SELECTION

________

Reactions to the Bishops Conference
Now that the Bishops Conference on the protection of minors is over, here are the reactions that have come in so far.
Concrete changes are coming from women, not from the hierarchy
As the anti-abuse summit of the Presidents of Bishops' Conferences ends in Rome, the consensus emerges that the most powerful voices belonged to the survivors gathered in Rome, and the few women whose voices were heard in and around the Vatican.
But the question still remains: Will anything change?
Virginia Saldanha who has been a leading figure in the Asian Church for decades, observed: "It seems that some bishops just came to the realization at this summit meeting that sex abuse of children and vulnerable adults was a crime."
The final remarks of Pope Francis paled in comparison with the clarity and concrete steps heard from Mexican journalist Valentina Alazraki, Nigerian Sr. Veronica Openibo, and Vatican Undersecretary Linda Ghisoni. They demonstrated not just the inexcusable nature of the crimes committed but also the practical steps that need to be taken for real change to happen.
Since his closing statement on Sunday, the Pope has been criticised for his attempt to widen the scope of attention from abuse in the Church to the global atrocities committed against children. Barbara Doris, abuse survivor and long-time advocate, prefers to focus on law enforcement and adherence of the Church to the laws of the land: "It is time for civil authorities to treat church officials as they would any other person, to investigate their crimes and hold them accountable according to the laws of the land. The excessive deference that has been shown to church officials must stop."
In the past days, it became obvious that addressing and preventing the abuse of women religious is the next important opportunity for Catholic officials to be pro-active and show that they have truly learned from the disasters of the past months, years and decades.

________

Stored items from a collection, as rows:
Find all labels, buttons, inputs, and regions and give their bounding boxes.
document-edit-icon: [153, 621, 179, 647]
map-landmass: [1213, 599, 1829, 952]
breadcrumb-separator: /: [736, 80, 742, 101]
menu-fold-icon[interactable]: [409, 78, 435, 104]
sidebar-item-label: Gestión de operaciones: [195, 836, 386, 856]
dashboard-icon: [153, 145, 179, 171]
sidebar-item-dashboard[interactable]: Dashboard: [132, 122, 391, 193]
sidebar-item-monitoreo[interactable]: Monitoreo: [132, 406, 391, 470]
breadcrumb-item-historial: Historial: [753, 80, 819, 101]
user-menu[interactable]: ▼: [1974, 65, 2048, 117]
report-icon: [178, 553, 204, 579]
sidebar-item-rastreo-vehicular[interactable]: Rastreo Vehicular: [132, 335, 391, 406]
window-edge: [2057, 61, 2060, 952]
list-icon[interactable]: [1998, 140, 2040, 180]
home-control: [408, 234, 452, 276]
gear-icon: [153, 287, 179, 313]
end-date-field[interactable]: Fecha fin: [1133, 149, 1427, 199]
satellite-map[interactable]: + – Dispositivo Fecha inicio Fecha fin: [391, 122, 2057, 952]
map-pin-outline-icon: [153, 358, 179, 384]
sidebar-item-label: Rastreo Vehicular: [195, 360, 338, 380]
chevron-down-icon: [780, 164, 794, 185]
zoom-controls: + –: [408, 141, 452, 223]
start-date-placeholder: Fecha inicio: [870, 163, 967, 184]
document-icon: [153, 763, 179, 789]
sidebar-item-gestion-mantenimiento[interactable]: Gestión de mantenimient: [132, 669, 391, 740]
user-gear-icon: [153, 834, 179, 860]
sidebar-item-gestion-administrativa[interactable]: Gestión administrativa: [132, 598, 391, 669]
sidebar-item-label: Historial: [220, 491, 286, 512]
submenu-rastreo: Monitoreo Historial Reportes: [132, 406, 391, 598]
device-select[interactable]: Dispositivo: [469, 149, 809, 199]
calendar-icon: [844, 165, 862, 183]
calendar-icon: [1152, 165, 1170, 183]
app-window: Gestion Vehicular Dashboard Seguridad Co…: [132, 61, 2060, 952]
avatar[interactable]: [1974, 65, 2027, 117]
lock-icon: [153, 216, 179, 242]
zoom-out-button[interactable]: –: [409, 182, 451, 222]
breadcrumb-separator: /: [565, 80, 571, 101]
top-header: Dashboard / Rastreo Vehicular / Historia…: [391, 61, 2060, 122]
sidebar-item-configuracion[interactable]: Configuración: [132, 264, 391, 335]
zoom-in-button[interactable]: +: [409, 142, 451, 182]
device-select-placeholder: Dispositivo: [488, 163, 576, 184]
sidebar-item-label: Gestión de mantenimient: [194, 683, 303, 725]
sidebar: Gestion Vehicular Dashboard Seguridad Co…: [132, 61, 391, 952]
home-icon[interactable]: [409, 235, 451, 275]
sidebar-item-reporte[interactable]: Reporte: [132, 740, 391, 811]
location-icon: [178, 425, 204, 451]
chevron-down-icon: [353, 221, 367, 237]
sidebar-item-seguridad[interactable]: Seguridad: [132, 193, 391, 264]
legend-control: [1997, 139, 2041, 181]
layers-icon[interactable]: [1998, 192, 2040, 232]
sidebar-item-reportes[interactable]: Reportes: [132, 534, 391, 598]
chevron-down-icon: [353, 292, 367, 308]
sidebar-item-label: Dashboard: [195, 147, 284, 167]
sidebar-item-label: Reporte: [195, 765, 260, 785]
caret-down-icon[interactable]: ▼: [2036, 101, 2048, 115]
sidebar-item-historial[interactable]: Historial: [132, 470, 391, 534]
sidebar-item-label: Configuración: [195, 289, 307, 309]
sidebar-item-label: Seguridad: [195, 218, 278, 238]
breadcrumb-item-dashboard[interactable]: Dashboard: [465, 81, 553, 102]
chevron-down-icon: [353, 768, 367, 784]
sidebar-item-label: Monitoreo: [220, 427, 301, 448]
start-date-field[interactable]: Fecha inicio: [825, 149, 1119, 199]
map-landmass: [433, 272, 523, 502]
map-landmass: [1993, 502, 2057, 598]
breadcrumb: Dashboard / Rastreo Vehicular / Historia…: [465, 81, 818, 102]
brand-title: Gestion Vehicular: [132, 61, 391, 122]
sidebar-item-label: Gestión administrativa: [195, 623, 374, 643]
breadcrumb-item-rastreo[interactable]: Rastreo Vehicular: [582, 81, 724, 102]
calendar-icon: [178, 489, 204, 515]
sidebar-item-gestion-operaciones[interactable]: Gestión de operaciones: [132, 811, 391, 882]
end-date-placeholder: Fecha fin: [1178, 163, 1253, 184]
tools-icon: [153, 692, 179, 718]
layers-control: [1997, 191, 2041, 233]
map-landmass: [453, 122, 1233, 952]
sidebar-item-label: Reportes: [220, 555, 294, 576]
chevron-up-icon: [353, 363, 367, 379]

________

GIVEN EXERCISE 1
In the text about reactions to the Bishops Conference, what does Barbara Doris say must stop?
GIVEN EXERCISE 2
Convert the rows into a JSON list of strings, one string per line, skipping blank lines. Begin with the first row and continue through the line containing "menu-fold-icon[interactable]: [409, 78, 435, 104]".
The rows have no connection to the text about the Bishops Conference.

RESPONSE 1
The excessive deference that has been shown to church officials must stop.

RESPONSE 2
[
  "Find all labels, buttons, inputs, and regions and give their bounding boxes.",
  "document-edit-icon: [153, 621, 179, 647]",
  "map-landmass: [1213, 599, 1829, 952]",
  "breadcrumb-separator: /: [736, 80, 742, 101]",
  "menu-fold-icon[interactable]: [409, 78, 435, 104]"
]